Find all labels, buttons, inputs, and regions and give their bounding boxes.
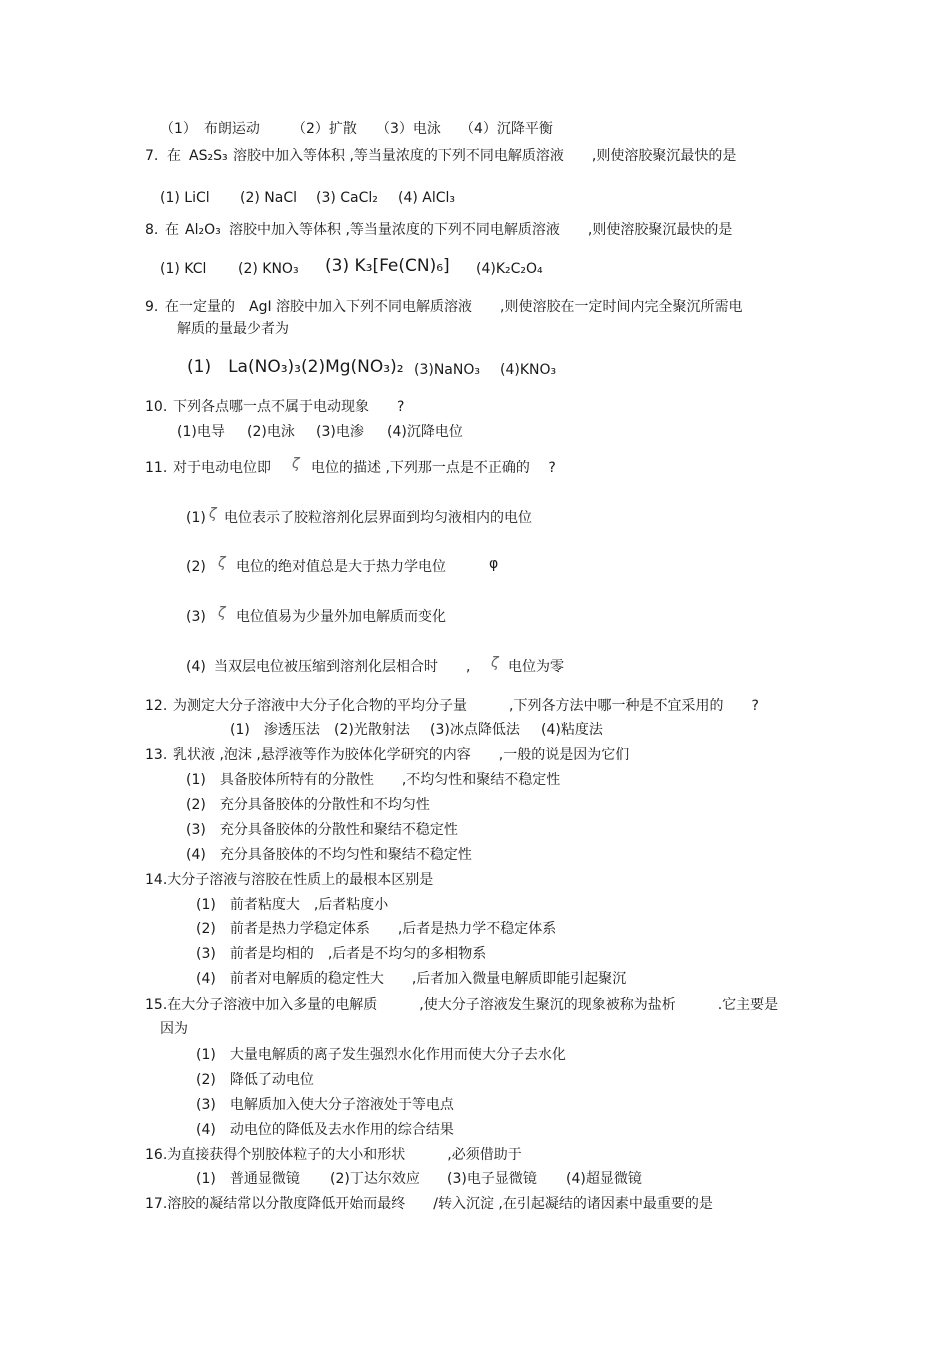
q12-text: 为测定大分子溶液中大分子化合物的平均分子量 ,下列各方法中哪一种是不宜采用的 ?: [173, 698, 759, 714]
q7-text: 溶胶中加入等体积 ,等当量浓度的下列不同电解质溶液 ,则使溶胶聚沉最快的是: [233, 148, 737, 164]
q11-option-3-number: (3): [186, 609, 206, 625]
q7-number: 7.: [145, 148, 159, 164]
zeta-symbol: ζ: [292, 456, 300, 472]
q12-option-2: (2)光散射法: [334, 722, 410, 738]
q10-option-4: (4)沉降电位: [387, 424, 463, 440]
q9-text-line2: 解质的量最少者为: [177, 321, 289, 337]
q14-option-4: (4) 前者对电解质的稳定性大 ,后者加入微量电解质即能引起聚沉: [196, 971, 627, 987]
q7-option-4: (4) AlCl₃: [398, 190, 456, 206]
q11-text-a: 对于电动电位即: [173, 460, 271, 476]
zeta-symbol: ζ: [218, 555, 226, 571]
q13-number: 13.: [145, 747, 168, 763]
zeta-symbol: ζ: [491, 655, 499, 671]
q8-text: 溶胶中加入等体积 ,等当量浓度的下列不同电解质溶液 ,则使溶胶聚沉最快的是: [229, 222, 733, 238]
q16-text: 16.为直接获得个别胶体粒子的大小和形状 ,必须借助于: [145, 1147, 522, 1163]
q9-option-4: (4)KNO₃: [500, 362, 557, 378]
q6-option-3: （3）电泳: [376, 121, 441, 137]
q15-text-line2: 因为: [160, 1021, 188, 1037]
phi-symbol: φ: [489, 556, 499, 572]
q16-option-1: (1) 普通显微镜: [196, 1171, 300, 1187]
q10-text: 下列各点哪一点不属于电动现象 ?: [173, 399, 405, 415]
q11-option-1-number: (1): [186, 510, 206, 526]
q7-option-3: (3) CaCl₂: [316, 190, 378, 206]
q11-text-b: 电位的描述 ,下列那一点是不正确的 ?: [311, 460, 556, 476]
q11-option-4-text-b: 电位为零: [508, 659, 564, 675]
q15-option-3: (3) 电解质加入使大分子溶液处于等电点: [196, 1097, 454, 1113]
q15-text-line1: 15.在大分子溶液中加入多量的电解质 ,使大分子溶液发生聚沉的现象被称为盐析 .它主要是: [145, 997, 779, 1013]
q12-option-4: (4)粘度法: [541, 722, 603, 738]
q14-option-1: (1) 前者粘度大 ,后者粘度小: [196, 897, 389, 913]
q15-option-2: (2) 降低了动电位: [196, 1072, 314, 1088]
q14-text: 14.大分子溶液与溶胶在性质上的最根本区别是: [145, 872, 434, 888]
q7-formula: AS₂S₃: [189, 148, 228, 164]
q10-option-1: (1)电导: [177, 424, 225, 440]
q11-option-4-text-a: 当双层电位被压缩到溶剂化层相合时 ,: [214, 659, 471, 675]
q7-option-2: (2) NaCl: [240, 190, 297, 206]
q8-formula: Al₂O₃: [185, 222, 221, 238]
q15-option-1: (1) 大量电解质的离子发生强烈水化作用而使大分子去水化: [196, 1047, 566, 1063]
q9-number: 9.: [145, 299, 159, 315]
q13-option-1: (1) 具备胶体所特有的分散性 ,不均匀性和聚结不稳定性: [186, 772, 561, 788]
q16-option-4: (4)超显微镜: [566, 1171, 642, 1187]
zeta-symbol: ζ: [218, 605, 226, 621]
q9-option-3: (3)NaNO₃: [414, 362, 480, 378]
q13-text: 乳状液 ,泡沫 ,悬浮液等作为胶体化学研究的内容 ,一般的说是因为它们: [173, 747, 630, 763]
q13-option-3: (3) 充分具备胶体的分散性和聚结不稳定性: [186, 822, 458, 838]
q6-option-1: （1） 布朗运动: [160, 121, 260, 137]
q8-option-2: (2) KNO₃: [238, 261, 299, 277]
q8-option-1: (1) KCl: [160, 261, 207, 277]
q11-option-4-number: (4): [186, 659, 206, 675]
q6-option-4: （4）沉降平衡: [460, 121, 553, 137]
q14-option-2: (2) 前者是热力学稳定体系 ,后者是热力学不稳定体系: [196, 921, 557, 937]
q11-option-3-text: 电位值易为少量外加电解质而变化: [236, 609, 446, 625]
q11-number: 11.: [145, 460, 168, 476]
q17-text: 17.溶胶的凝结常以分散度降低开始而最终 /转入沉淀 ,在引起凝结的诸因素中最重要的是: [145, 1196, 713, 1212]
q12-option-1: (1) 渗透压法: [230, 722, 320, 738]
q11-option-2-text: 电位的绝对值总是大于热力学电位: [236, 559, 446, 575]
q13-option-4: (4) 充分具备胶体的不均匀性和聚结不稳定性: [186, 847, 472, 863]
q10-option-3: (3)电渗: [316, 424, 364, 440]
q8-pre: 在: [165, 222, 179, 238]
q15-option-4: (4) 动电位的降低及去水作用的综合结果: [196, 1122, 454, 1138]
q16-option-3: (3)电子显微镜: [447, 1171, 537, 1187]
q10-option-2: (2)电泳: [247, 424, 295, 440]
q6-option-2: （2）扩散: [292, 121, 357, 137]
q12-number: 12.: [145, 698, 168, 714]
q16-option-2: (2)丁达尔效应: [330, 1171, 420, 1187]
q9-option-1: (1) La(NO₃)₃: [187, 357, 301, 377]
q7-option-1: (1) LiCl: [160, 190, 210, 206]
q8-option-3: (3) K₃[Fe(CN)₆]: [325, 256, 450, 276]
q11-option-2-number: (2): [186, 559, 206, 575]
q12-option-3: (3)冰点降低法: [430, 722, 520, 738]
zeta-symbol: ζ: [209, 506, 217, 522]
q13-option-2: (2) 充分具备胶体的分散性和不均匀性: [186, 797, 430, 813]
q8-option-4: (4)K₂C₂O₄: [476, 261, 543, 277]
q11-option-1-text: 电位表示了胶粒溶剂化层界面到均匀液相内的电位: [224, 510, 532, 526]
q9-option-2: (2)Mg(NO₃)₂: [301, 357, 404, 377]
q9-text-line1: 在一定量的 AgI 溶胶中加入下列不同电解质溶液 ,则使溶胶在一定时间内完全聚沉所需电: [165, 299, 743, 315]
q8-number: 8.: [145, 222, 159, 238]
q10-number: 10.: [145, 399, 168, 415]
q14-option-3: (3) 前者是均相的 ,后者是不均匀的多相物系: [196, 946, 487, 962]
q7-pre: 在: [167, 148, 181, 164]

**What the task requires:**
Format the listing above as a Markdown table with the columns Row and Entry: number each line in Row and put the line itself in Entry. Leave out blank lines and pictures.

**Task output:**
| Row | Entry |
|---|---|
| 1 | Find all labels, buttons, inputs, and regions and give their bounding boxes. |
| 2 | q12-text: 为测定大分子溶液中大分子化合物的平均分子量 ,下列各方法中哪一种是不宜采用的 ?: [173, 698, 759, 714] |
| 3 | q7-text: 溶胶中加入等体积 ,等当量浓度的下列不同电解质溶液 ,则使溶胶聚沉最快的是: [233, 148, 737, 164] |
| 4 | q11-option-3-number: (3): [186, 609, 206, 625] |
| 5 | q7-number: 7.: [145, 148, 159, 164] |
| 6 | zeta-symbol: ζ: [292, 456, 300, 472] |
| 7 | q12-option-2: (2)光散射法: [334, 722, 410, 738] |
| 8 | q10-option-4: (4)沉降电位: [387, 424, 463, 440] |
| 9 | q9-text-line2: 解质的量最少者为: [177, 321, 289, 337] |
| 10 | q14-option-4: (4) 前者对电解质的稳定性大 ,后者加入微量电解质即能引起聚沉: [196, 971, 627, 987] |
| 11 | q7-option-4: (4) AlCl₃: [398, 190, 456, 206] |
| 12 | q11-text-a: 对于电动电位即: [173, 460, 271, 476] |
| 13 | zeta-symbol: ζ: [218, 555, 226, 571] |
| 14 | q13-number: 13.: [145, 747, 168, 763] |
| 15 | zeta-symbol: ζ: [491, 655, 499, 671] |
| 16 | q8-text: 溶胶中加入等体积 ,等当量浓度的下列不同电解质溶液 ,则使溶胶聚沉最快的是: [229, 222, 733, 238] |
| 17 | q16-text: 16.为直接获得个别胶体粒子的大小和形状 ,必须借助于: [145, 1147, 522, 1163] |
| 18 | q9-option-4: (4)KNO₃: [500, 362, 557, 378] |
| 19 | q6-option-3: （3）电泳: [376, 121, 441, 137] |
| 20 | q15-text-line2: 因为: [160, 1021, 188, 1037] |
| 21 | phi-symbol: φ: [489, 556, 499, 572] |
| 22 | q16-option-1: (1) 普通显微镜: [196, 1171, 300, 1187] |
| 23 | q10-text: 下列各点哪一点不属于电动现象 ?: [173, 399, 405, 415] |
| 24 | q11-option-1-number: (1): [186, 510, 206, 526] |
| 25 | q7-option-3: (3) CaCl₂: [316, 190, 378, 206] |
| 26 | q11-text-b: 电位的描述 ,下列那一点是不正确的 ?: [311, 460, 556, 476] |
| 27 | q11-option-4-text-b: 电位为零: [508, 659, 564, 675] |
| 28 | q15-option-3: (3) 电解质加入使大分子溶液处于等电点: [196, 1097, 454, 1113] |
| 29 | q15-text-line1: 15.在大分子溶液中加入多量的电解质 ,使大分子溶液发生聚沉的现象被称为盐析 .它主要是: [145, 997, 779, 1013] |
| 30 | q12-option-4: (4)粘度法: [541, 722, 603, 738] |
| 31 | q14-option-1: (1) 前者粘度大 ,后者粘度小: [196, 897, 389, 913] |
| 32 | q15-option-2: (2) 降低了动电位: [196, 1072, 314, 1088] |
| 33 | q14-text: 14.大分子溶液与溶胶在性质上的最根本区别是: [145, 872, 434, 888] |
| 34 | q7-formula: AS₂S₃: [189, 148, 228, 164] |
| 35 | q10-option-1: (1)电导: [177, 424, 225, 440] |
| 36 | q11-option-4-text-a: 当双层电位被压缩到溶剂化层相合时 ,: [214, 659, 471, 675] |
| 37 | q7-option-2: (2) NaCl: [240, 190, 297, 206] |
| 38 | q8-formula: Al₂O₃: [185, 222, 221, 238] |
| 39 | q15-option-1: (1) 大量电解质的离子发生强烈水化作用而使大分子去水化: [196, 1047, 566, 1063] |
| 40 | q9-number: 9.: [145, 299, 159, 315] |
| 41 | q13-option-1: (1) 具备胶体所特有的分散性 ,不均匀性和聚结不稳定性: [186, 772, 561, 788] |
| 42 | q16-option-4: (4)超显微镜: [566, 1171, 642, 1187] |
| 43 | zeta-symbol: ζ: [218, 605, 226, 621] |
| 44 | q9-option-3: (3)NaNO₃: [414, 362, 480, 378] |
| 45 | q13-text: 乳状液 ,泡沫 ,悬浮液等作为胶体化学研究的内容 ,一般的说是因为它们: [173, 747, 630, 763] |
| 46 | q13-option-3: (3) 充分具备胶体的分散性和聚结不稳定性: [186, 822, 458, 838] |
| 47 | q6-option-1: （1） 布朗运动: [160, 121, 260, 137] |
| 48 | q8-option-2: (2) KNO₃: [238, 261, 299, 277] |
| 49 | q8-option-1: (1) KCl: [160, 261, 207, 277] |
| 50 | q11-option-4-number: (4): [186, 659, 206, 675] |
| 51 | q6-option-4: （4）沉降平衡: [460, 121, 553, 137] |
| 52 | q14-option-2: (2) 前者是热力学稳定体系 ,后者是热力学不稳定体系: [196, 921, 557, 937] |
| 53 | q11-option-3-text: 电位值易为少量外加电解质而变化: [236, 609, 446, 625] |
| 54 | q11-number: 11.: [145, 460, 168, 476] |
| 55 | q17-text: 17.溶胶的凝结常以分散度降低开始而最终 /转入沉淀 ,在引起凝结的诸因素中最重要的是: [145, 1196, 713, 1212] |
| 56 | q12-option-1: (1) 渗透压法: [230, 722, 320, 738] |
| 57 | q11-option-2-text: 电位的绝对值总是大于热力学电位: [236, 559, 446, 575] |
| 58 | q13-option-4: (4) 充分具备胶体的不均匀性和聚结不稳定性: [186, 847, 472, 863] |
| 59 | q10-option-3: (3)电渗: [316, 424, 364, 440] |
| 60 | q8-pre: 在: [165, 222, 179, 238] |
| 61 | q15-option-4: (4) 动电位的降低及去水作用的综合结果: [196, 1122, 454, 1138] |
| 62 | q16-option-3: (3)电子显微镜: [447, 1171, 537, 1187] |
| 63 | q10-option-2: (2)电泳: [247, 424, 295, 440] |
| 64 | q6-option-2: （2）扩散: [292, 121, 357, 137] |
| 65 | q12-number: 12.: [145, 698, 168, 714] |
| 66 | q16-option-2: (2)丁达尔效应: [330, 1171, 420, 1187] |
| 67 | q9-option-1: (1) La(NO₃)₃: [187, 357, 301, 377] |
| 68 | q7-option-1: (1) LiCl: [160, 190, 210, 206] |
| 69 | q8-option-3: (3) K₃[Fe(CN)₆]: [325, 256, 450, 276] |
| 70 | q11-option-2-number: (2): [186, 559, 206, 575] |
| 71 | q12-option-3: (3)冰点降低法: [430, 722, 520, 738] |
| 72 | zeta-symbol: ζ: [209, 506, 217, 522] |
| 73 | q13-option-2: (2) 充分具备胶体的分散性和不均匀性: [186, 797, 430, 813] |
| 74 | q8-option-4: (4)K₂C₂O₄: [476, 261, 543, 277] |
| 75 | q11-option-1-text: 电位表示了胶粒溶剂化层界面到均匀液相内的电位: [224, 510, 532, 526] |
| 76 | q9-option-2: (2)Mg(NO₃)₂: [301, 357, 404, 377] |
| 77 | q9-text-line1: 在一定量的 AgI 溶胶中加入下列不同电解质溶液 ,则使溶胶在一定时间内完全聚沉所需电: [165, 299, 743, 315] |
| 78 | q8-number: 8.: [145, 222, 159, 238] |
| 79 | q10-number: 10.: [145, 399, 168, 415] |
| 80 | q14-option-3: (3) 前者是均相的 ,后者是不均匀的多相物系: [196, 946, 487, 962] |
| 81 | q7-pre: 在: [167, 148, 181, 164] |